AIM -
Examine the material below. Gather every line in which the string "axis" appears.

INFORMATION PROVIDED -
━━━━━━━━━━━━━━━━━━━━

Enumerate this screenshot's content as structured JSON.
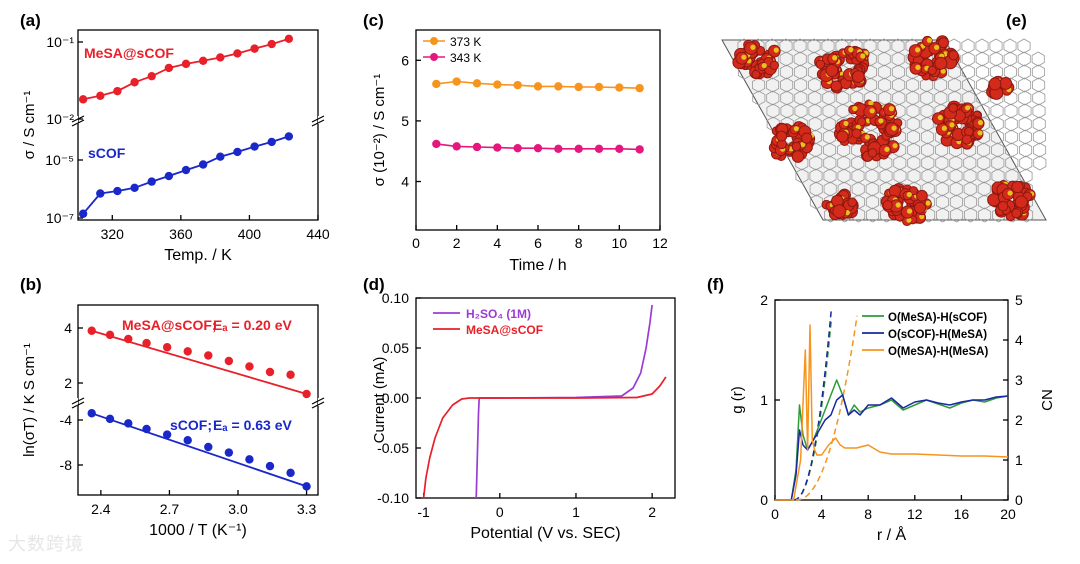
{
  "chart_data": [
    {
      "id": "a",
      "panel_label": "(a)",
      "type": "line",
      "xlabel": "Temp. / K",
      "ylabel": "σ / S cm⁻¹",
      "x_ticks": [
        "320",
        "360",
        "400",
        "440"
      ],
      "xlim": [
        300,
        440
      ],
      "y_scale": "log, broken axis",
      "y_ticks_top": [
        "10⁻¹",
        "10⁻²"
      ],
      "y_ticks_bottom": [
        "10⁻⁵",
        "10⁻⁷"
      ],
      "series": [
        {
          "name": "MeSA@sCOF",
          "color": "#e8202a",
          "x": [
            303,
            313,
            323,
            333,
            343,
            353,
            363,
            373,
            383,
            393,
            403,
            413,
            423
          ],
          "y": [
            0.018,
            0.02,
            0.023,
            0.03,
            0.036,
            0.046,
            0.052,
            0.057,
            0.063,
            0.071,
            0.082,
            0.094,
            0.11
          ]
        },
        {
          "name": "sCOF",
          "color": "#1a27c9",
          "x": [
            303,
            313,
            323,
            333,
            343,
            353,
            363,
            373,
            383,
            393,
            403,
            413,
            423
          ],
          "y": [
            1.4e-07,
            7e-07,
            8.5e-07,
            1.1e-06,
            1.8e-06,
            2.8e-06,
            4.5e-06,
            7e-06,
            1.3e-05,
            1.9e-05,
            2.9e-05,
            4.2e-05,
            6.5e-05
          ]
        }
      ]
    },
    {
      "id": "b",
      "panel_label": "(b)",
      "type": "scatter",
      "xlabel": "1000 / T (K⁻¹)",
      "ylabel": "ln(σT) / K S cm⁻¹",
      "x_ticks": [
        "2.4",
        "2.7",
        "3.0",
        "3.3"
      ],
      "xlim": [
        2.3,
        3.35
      ],
      "y_scale": "broken axis",
      "y_ticks_top": [
        "4",
        "2"
      ],
      "y_ticks_bottom": [
        "-4",
        "-8"
      ],
      "series": [
        {
          "name": "MeSA@sCOF",
          "label": "MeSA@sCOF;",
          "ea_label": "Eₐ = 0.20 eV",
          "color": "#e8202a",
          "x": [
            2.36,
            2.44,
            2.52,
            2.6,
            2.69,
            2.78,
            2.87,
            2.96,
            3.05,
            3.14,
            3.23,
            3.3
          ],
          "y": [
            3.9,
            3.75,
            3.6,
            3.45,
            3.3,
            3.15,
            3.0,
            2.8,
            2.6,
            2.4,
            2.3,
            1.6
          ]
        },
        {
          "name": "sCOF",
          "label": "sCOF;",
          "ea_label": "Eₐ = 0.63 eV",
          "color": "#1a27c9",
          "x": [
            2.36,
            2.44,
            2.52,
            2.6,
            2.69,
            2.78,
            2.87,
            2.96,
            3.05,
            3.14,
            3.23,
            3.3
          ],
          "y": [
            -3.4,
            -3.9,
            -4.3,
            -4.8,
            -5.3,
            -5.8,
            -6.4,
            -6.9,
            -7.5,
            -8.1,
            -8.7,
            -9.9
          ]
        }
      ]
    },
    {
      "id": "c",
      "panel_label": "(c)",
      "type": "line",
      "xlabel": "Time / h",
      "ylabel": "σ (10⁻²) / S cm⁻¹",
      "xlim": [
        0,
        12
      ],
      "ylim": [
        3.2,
        6.5
      ],
      "x_ticks": [
        "0",
        "2",
        "4",
        "6",
        "8",
        "10",
        "12"
      ],
      "y_ticks": [
        "4",
        "5",
        "6"
      ],
      "series": [
        {
          "name": "373 K",
          "color": "#f7941d",
          "x": [
            1,
            2,
            3,
            4,
            5,
            6,
            7,
            8,
            9,
            10,
            11
          ],
          "y": [
            5.61,
            5.65,
            5.62,
            5.6,
            5.59,
            5.57,
            5.57,
            5.56,
            5.56,
            5.55,
            5.54
          ]
        },
        {
          "name": "343 K",
          "color": "#e5177e",
          "x": [
            1,
            2,
            3,
            4,
            5,
            6,
            7,
            8,
            9,
            10,
            11
          ],
          "y": [
            4.62,
            4.58,
            4.57,
            4.56,
            4.55,
            4.55,
            4.54,
            4.54,
            4.54,
            4.54,
            4.53
          ]
        }
      ]
    },
    {
      "id": "d",
      "panel_label": "(d)",
      "type": "line",
      "xlabel": "Potential (V vs. SEC)",
      "ylabel": "Current (mA)",
      "xlim": [
        -1.1,
        2.3
      ],
      "ylim": [
        -0.1,
        0.1
      ],
      "x_ticks": [
        "-1",
        "0",
        "1",
        "2"
      ],
      "y_ticks": [
        "0.10",
        "0.05",
        "0.00",
        "-0.05",
        "-0.10"
      ],
      "series": [
        {
          "name": "H₂SO₄",
          "label_suffix": "(1M)",
          "color": "#9b3bd6",
          "x": [
            -0.31,
            -0.3,
            -0.29,
            -0.28,
            -0.27,
            0.0,
            1.0,
            1.6,
            1.75,
            1.85,
            1.92,
            1.97,
            2.0
          ],
          "y": [
            -0.1,
            -0.075,
            -0.045,
            -0.015,
            0.0,
            0.0,
            0.0005,
            0.002,
            0.01,
            0.025,
            0.05,
            0.075,
            0.093
          ]
        },
        {
          "name": "MeSA@sCOF",
          "color": "#e8202a",
          "x": [
            -1.0,
            -0.97,
            -0.92,
            -0.85,
            -0.75,
            -0.62,
            -0.5,
            -0.4,
            0.0,
            1.0,
            1.8,
            2.0,
            2.1,
            2.18
          ],
          "y": [
            -0.1,
            -0.08,
            -0.06,
            -0.04,
            -0.02,
            -0.007,
            -0.001,
            0.0,
            0.0,
            0.0,
            0.0005,
            0.004,
            0.012,
            0.021
          ]
        }
      ]
    },
    {
      "id": "f",
      "panel_label": "(f)",
      "type": "line",
      "xlabel": "r / Å",
      "ylabel": "g (r)",
      "y2label": "CN",
      "xlim": [
        0,
        20
      ],
      "ylim": [
        0,
        2
      ],
      "y2lim": [
        0,
        5
      ],
      "x_ticks": [
        "0",
        "4",
        "8",
        "12",
        "16",
        "20"
      ],
      "y_ticks": [
        "0",
        "1",
        "2"
      ],
      "y2_ticks": [
        "0",
        "1",
        "2",
        "3",
        "4",
        "5"
      ],
      "series": [
        {
          "name": "O(MeSA)-H(sCOF)",
          "color": "#2e9a3a",
          "x": [
            0,
            1.4,
            1.8,
            2.1,
            2.4,
            2.8,
            3.3,
            3.8,
            4.3,
            4.8,
            5.3,
            5.8,
            6.3,
            6.8,
            7.3,
            8,
            9,
            10,
            11,
            12,
            13,
            14,
            15,
            16,
            17,
            18,
            19,
            20
          ],
          "y": [
            0,
            0,
            0.3,
            0.95,
            0.65,
            0.5,
            0.6,
            0.75,
            0.9,
            1.05,
            1.2,
            1.05,
            0.85,
            0.95,
            0.88,
            0.92,
            0.95,
            1.0,
            0.9,
            0.95,
            1.0,
            0.96,
            0.92,
            0.97,
            1.0,
            0.98,
            1.02,
            1.04
          ]
        },
        {
          "name": "O(sCOF)-H(MeSA)",
          "color": "#1a27a0",
          "x": [
            0,
            1.4,
            1.8,
            2.1,
            2.4,
            2.8,
            3.3,
            3.8,
            4.3,
            4.8,
            5.3,
            5.8,
            6.3,
            6.8,
            7.3,
            8,
            9,
            10,
            11,
            12,
            13,
            14,
            15,
            16,
            17,
            18,
            19,
            20
          ],
          "y": [
            0,
            0,
            0.25,
            0.7,
            0.55,
            0.5,
            0.6,
            0.7,
            0.8,
            0.85,
            1.0,
            1.05,
            0.85,
            0.9,
            0.85,
            0.95,
            0.95,
            1.02,
            0.92,
            0.98,
            1.0,
            0.97,
            0.95,
            0.98,
            1.0,
            1.0,
            1.03,
            1.04
          ]
        },
        {
          "name": "O(MeSA)-H(MeSA)",
          "color": "#f7941d",
          "x": [
            0,
            1.6,
            2.2,
            2.6,
            2.8,
            3.0,
            3.2,
            3.4,
            3.6,
            4.0,
            4.6,
            5.2,
            5.6,
            6.0,
            7.0,
            8.0,
            9.0,
            10,
            12,
            14,
            16,
            18,
            20
          ],
          "y": [
            0,
            0,
            0.4,
            1.5,
            0.5,
            1.75,
            0.6,
            0.5,
            0.45,
            0.45,
            0.55,
            0.62,
            0.55,
            0.52,
            0.52,
            0.55,
            0.48,
            0.46,
            0.46,
            0.45,
            0.44,
            0.44,
            0.43
          ]
        }
      ]
    }
  ],
  "panel_e": {
    "panel_label": "(e)",
    "type": "molecular-snapshot",
    "colors": {
      "framework": "#9a9a9a",
      "oxygen": "#d42a1c",
      "sulfur": "#e8c21c"
    }
  },
  "watermark": "大数跨境"
}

━━━━━━━━━━━━━━━━━━━━

SOLUTION TO THE EXERCISE -
      "y_scale": "log, broken axis",
      "y_scale": "broken axis",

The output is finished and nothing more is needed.